◆ **Task requirements**
Convert the part of the data below that opens with the line containing "Where is each" and closes with the line containing "submission-name-row: Singular: Plural: (236, 337, 577, 352)" into a JSON list of strings, one string per line, with blank lines omitted. Leave the pictures out of the list.

◆ **Information provided**
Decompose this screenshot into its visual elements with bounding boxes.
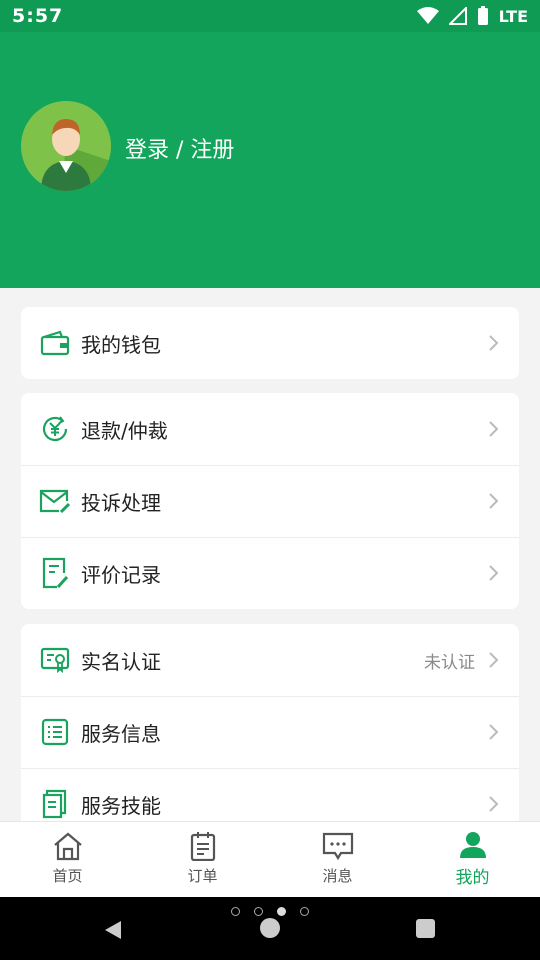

---

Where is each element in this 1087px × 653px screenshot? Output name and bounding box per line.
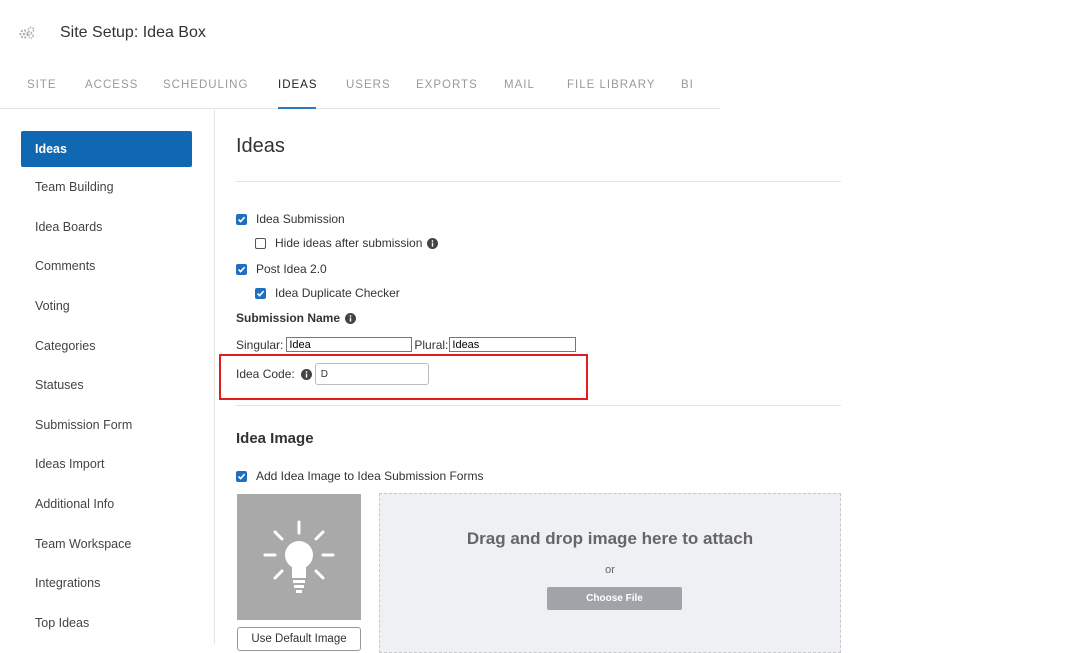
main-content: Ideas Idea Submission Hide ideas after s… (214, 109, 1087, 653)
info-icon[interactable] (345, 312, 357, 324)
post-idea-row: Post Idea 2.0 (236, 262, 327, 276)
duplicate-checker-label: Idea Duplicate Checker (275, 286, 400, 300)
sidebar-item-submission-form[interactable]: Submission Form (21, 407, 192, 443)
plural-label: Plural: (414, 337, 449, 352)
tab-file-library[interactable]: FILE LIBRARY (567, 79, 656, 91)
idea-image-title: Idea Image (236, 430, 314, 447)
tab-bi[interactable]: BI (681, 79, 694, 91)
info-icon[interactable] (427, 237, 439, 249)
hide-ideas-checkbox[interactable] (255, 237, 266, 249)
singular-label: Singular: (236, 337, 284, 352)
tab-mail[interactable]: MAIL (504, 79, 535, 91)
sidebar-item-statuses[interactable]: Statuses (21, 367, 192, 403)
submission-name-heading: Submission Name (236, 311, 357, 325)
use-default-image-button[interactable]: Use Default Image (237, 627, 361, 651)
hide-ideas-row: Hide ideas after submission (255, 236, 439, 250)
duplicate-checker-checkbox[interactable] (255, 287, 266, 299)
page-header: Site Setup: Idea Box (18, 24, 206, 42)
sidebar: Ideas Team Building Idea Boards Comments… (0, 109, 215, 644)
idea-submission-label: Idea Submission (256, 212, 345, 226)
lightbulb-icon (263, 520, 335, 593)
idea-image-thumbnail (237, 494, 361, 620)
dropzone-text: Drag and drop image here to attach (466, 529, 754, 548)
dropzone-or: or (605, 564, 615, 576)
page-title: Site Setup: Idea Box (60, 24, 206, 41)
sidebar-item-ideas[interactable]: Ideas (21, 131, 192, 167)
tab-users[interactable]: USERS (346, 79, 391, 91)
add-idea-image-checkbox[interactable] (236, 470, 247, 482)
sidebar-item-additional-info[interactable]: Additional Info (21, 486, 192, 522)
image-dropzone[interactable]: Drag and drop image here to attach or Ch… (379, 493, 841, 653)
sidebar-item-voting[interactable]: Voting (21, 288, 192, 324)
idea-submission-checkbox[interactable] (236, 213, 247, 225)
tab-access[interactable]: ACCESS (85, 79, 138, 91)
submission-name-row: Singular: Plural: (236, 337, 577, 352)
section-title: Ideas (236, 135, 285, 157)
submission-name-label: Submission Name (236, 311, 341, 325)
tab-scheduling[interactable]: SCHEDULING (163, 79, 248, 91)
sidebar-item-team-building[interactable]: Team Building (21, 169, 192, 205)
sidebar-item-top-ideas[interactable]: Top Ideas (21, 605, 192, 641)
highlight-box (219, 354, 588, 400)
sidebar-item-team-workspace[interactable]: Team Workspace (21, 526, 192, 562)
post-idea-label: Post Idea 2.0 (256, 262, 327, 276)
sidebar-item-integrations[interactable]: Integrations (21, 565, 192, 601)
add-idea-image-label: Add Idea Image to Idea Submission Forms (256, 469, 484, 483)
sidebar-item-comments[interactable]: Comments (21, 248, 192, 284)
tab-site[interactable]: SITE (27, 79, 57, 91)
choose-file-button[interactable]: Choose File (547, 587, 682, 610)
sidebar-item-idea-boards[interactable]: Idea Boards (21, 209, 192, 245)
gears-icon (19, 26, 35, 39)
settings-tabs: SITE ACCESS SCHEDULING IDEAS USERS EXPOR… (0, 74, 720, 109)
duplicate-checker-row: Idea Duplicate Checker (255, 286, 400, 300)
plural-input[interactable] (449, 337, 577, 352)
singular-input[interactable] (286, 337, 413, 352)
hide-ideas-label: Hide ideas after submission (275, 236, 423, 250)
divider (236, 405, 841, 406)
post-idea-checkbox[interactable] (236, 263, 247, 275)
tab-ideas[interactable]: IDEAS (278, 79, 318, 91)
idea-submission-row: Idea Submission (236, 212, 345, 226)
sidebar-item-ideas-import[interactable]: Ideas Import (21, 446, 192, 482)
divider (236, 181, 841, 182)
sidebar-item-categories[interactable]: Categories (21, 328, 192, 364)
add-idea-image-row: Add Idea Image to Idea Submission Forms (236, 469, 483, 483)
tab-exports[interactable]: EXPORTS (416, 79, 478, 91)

◆ **Solution to the problem**
[
  "Where is each element in this 1087px × 653px screenshot? Output name and bounding box per line.",
  "main-content: Ideas Idea Submission Hide ideas after s… (214, 109, 1087, 653)",
  "info-icon[interactable] (345, 312, 357, 324)",
  "post-idea-row: Post Idea 2.0 (236, 262, 327, 276)",
  "duplicate-checker-label: Idea Duplicate Checker (275, 286, 400, 300)",
  "sidebar-item-submission-form[interactable]: Submission Form (21, 407, 192, 443)",
  "plural-label: Plural: (414, 337, 449, 352)",
  "tab-file-library[interactable]: FILE LIBRARY (567, 79, 656, 91)",
  "idea-image-title: Idea Image (236, 430, 314, 447)",
  "tab-bi[interactable]: BI (681, 79, 694, 91)",
  "info-icon[interactable] (427, 237, 439, 249)",
  "hide-ideas-checkbox[interactable] (255, 237, 266, 249)",
  "singular-label: Singular: (236, 337, 284, 352)",
  "tab-mail[interactable]: MAIL (504, 79, 535, 91)",
  "sidebar-item-statuses[interactable]: Statuses (21, 367, 192, 403)",
  "submission-name-heading: Submission Name (236, 311, 357, 325)",
  "use-default-image-button[interactable]: Use Default Image (237, 627, 361, 651)",
  "hide-ideas-row: Hide ideas after submission (255, 236, 439, 250)",
  "duplicate-checker-checkbox[interactable] (255, 287, 266, 299)",
  "page-header: Site Setup: Idea Box (18, 24, 206, 42)",
  "sidebar: Ideas Team Building Idea Boards Comments… (0, 109, 215, 644)",
  "idea-submission-label: Idea Submission (256, 212, 345, 226)",
  "lightbulb-icon (263, 520, 335, 593)",
  "idea-image-thumbnail (237, 494, 361, 620)",
  "dropzone-text: Drag and drop image here to attach (466, 529, 754, 548)",
  "dropzone-or: or (605, 564, 615, 576)",
  "page-title: Site Setup: Idea Box (60, 24, 206, 41)",
  "sidebar-item-ideas[interactable]: Ideas (21, 131, 192, 167)",
  "tab-users[interactable]: USERS (346, 79, 391, 91)",
  "add-idea-image-checkbox[interactable] (236, 470, 247, 482)",
  "sidebar-item-additional-info[interactable]: Additional Info (21, 486, 192, 522)",
  "image-dropzone[interactable]: Drag and drop image here to attach or Ch… (379, 493, 841, 653)",
  "sidebar-item-voting[interactable]: Voting (21, 288, 192, 324)",
  "idea-submission-checkbox[interactable] (236, 213, 247, 225)",
  "tab-access[interactable]: ACCESS (85, 79, 138, 91)",
  "submission-name-row: Singular: Plural: (236, 337, 577, 352)"
]